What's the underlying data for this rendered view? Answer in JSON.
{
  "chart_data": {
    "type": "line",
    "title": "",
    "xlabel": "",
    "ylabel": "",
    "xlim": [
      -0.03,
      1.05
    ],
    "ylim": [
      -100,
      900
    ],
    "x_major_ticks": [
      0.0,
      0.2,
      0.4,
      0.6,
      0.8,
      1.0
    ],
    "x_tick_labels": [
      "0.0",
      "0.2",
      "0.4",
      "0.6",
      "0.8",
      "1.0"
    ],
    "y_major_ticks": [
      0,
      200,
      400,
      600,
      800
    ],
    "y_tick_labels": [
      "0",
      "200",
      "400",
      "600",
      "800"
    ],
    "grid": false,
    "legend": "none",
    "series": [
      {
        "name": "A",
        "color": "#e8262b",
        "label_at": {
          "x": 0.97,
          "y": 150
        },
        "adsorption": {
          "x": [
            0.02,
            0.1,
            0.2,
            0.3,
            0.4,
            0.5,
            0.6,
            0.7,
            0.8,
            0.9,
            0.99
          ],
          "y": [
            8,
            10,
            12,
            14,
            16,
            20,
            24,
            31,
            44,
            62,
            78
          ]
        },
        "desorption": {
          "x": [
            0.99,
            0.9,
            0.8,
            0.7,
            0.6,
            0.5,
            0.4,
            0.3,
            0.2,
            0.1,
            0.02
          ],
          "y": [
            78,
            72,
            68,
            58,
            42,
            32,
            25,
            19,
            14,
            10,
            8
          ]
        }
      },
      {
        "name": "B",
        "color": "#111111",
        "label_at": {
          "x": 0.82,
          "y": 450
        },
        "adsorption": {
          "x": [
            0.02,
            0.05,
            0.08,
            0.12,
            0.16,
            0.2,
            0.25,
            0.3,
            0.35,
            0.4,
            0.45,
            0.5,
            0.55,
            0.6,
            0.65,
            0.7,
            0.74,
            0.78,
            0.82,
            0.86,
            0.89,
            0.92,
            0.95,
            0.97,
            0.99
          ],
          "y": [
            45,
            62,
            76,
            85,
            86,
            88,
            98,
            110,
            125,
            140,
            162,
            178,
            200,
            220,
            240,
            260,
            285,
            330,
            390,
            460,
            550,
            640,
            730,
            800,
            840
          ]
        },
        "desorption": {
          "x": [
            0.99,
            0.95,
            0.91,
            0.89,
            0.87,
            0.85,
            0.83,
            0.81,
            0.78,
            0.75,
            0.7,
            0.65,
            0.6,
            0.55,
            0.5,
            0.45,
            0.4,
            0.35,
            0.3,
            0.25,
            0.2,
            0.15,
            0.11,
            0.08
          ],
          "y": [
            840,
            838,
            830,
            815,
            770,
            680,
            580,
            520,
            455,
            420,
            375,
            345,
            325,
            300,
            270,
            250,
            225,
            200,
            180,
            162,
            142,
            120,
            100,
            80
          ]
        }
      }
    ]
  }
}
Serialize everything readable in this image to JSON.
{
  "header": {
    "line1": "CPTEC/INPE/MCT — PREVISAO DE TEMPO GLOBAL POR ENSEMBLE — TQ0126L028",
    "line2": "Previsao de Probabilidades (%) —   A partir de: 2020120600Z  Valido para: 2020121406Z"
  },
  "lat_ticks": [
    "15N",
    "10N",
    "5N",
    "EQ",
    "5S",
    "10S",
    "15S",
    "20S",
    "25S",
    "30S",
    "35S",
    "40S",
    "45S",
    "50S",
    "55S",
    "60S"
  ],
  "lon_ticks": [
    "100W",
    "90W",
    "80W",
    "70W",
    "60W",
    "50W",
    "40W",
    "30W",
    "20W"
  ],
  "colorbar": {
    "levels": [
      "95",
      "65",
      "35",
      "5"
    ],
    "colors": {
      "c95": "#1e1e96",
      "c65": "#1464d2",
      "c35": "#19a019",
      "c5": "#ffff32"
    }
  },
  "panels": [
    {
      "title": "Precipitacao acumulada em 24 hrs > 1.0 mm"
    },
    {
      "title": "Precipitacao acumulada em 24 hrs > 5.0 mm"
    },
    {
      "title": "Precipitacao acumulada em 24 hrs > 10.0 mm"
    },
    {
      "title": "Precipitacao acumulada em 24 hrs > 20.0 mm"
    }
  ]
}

★ ★ ★ ★ ★

_Exercise brief_
Extract the entries above verbatim.

_Exercise result_
What's the underlying data for this rendered view? Answer in JSON.
{
  "chart_data": {
    "type": "line",
    "title": "",
    "xlabel": "",
    "ylabel": "",
    "xlim": [
      -0.03,
      1.05
    ],
    "ylim": [
      -100,
      900
    ],
    "x_major_ticks": [
      0.0,
      0.2,
      0.4,
      0.6,
      0.8,
      1.0
    ],
    "x_tick_labels": [
      "0.0",
      "0.2",
      "0.4",
      "0.6",
      "0.8",
      "1.0"
    ],
    "y_major_ticks": [
      0,
      200,
      400,
      600,
      800
    ],
    "y_tick_labels": [
      "0",
      "200",
      "400",
      "600",
      "800"
    ],
    "grid": false,
    "legend": "none",
    "series": [
      {
        "name": "A",
        "color": "#e8262b",
        "label_at": {
          "x": 0.97,
          "y": 150
        },
        "adsorption": {
          "x": [
            0.02,
            0.1,
            0.2,
            0.3,
            0.4,
            0.5,
            0.6,
            0.7,
            0.8,
            0.9,
            0.99
          ],
          "y": [
            8,
            10,
            12,
            14,
            16,
            20,
            24,
            31,
            44,
            62,
            78
          ]
        },
        "desorption": {
          "x": [
            0.99,
            0.9,
            0.8,
            0.7,
            0.6,
            0.5,
            0.4,
            0.3,
            0.2,
            0.1,
            0.02
          ],
          "y": [
            78,
            72,
            68,
            58,
            42,
            32,
            25,
            19,
            14,
            10,
            8
          ]
        }
      },
      {
        "name": "B",
        "color": "#111111",
        "label_at": {
          "x": 0.82,
          "y": 450
        },
        "adsorption": {
          "x": [
            0.02,
            0.05,
            0.08,
            0.12,
            0.16,
            0.2,
            0.25,
            0.3,
            0.35,
            0.4,
            0.45,
            0.5,
            0.55,
            0.6,
            0.65,
            0.7,
            0.74,
            0.78,
            0.82,
            0.86,
            0.89,
            0.92,
            0.95,
            0.97,
            0.99
          ],
          "y": [
            45,
            62,
            76,
            85,
            86,
            88,
            98,
            110,
            125,
            140,
            162,
            178,
            200,
            220,
            240,
            260,
            285,
            330,
            390,
            460,
            550,
            640,
            730,
            800,
            840
          ]
        },
        "desorption": {
          "x": [
            0.99,
            0.95,
            0.91,
            0.89,
            0.87,
            0.85,
            0.83,
            0.81,
            0.78,
            0.75,
            0.7,
            0.65,
            0.6,
            0.55,
            0.5,
            0.45,
            0.4,
            0.35,
            0.3,
            0.25,
            0.2,
            0.15,
            0.11,
            0.08
          ],
          "y": [
            840,
            838,
            830,
            815,
            770,
            680,
            580,
            520,
            455,
            420,
            375,
            345,
            325,
            300,
            270,
            250,
            225,
            200,
            180,
            162,
            142,
            120,
            100,
            80
          ]
        }
      }
    ]
  }
}
Serialize everything readable in this image to JSON.
{
  "header": {
    "line1": "CPTEC/INPE/MCT — PREVISAO DE TEMPO GLOBAL POR ENSEMBLE — TQ0126L028",
    "line2": "Previsao de Probabilidades (%) —   A partir de: 2020120600Z  Valido para: 2020121406Z"
  },
  "lat_ticks": [
    "15N",
    "10N",
    "5N",
    "EQ",
    "5S",
    "10S",
    "15S",
    "20S",
    "25S",
    "30S",
    "35S",
    "40S",
    "45S",
    "50S",
    "55S",
    "60S"
  ],
  "lon_ticks": [
    "100W",
    "90W",
    "80W",
    "70W",
    "60W",
    "50W",
    "40W",
    "30W",
    "20W"
  ],
  "colorbar": {
    "levels": [
      "95",
      "65",
      "35",
      "5"
    ],
    "colors": {
      "c95": "#1e1e96",
      "c65": "#1464d2",
      "c35": "#19a019",
      "c5": "#ffff32"
    }
  },
  "panels": [
    {
      "title": "Precipitacao acumulada em 24 hrs > 1.0 mm"
    },
    {
      "title": "Precipitacao acumulada em 24 hrs > 5.0 mm"
    },
    {
      "title": "Precipitacao acumulada em 24 hrs > 10.0 mm"
    },
    {
      "title": "Precipitacao acumulada em 24 hrs > 20.0 mm"
    }
  ]
}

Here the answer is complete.